_Problem_. Find the string "cattle" and gather every line that holds it.

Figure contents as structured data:
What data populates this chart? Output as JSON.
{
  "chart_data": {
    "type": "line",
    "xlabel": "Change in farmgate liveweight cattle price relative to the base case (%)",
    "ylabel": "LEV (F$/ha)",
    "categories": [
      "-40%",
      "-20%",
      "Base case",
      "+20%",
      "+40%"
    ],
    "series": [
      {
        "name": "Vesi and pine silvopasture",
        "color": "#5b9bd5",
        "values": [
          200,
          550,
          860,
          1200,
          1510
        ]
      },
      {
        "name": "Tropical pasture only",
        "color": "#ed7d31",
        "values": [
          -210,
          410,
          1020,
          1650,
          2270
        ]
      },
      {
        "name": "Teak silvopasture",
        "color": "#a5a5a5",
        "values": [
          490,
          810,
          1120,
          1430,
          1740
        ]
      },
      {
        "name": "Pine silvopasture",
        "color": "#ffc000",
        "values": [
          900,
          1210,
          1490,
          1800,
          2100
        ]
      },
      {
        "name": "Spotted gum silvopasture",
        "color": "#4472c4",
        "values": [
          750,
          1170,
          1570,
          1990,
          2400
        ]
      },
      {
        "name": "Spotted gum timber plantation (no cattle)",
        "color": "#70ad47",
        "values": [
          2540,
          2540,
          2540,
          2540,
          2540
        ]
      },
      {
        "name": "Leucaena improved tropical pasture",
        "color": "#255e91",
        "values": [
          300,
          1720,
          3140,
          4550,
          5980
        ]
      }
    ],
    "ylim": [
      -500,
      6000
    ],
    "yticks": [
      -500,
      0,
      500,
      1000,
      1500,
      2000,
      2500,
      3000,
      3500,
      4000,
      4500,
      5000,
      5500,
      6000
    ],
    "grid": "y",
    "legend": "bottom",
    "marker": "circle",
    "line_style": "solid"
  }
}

_Final result_.
    "xlabel": "Change in farmgate liveweight cattle price relative to the base case (%)",
        "name": "Spotted gum timber plantation (no cattle)",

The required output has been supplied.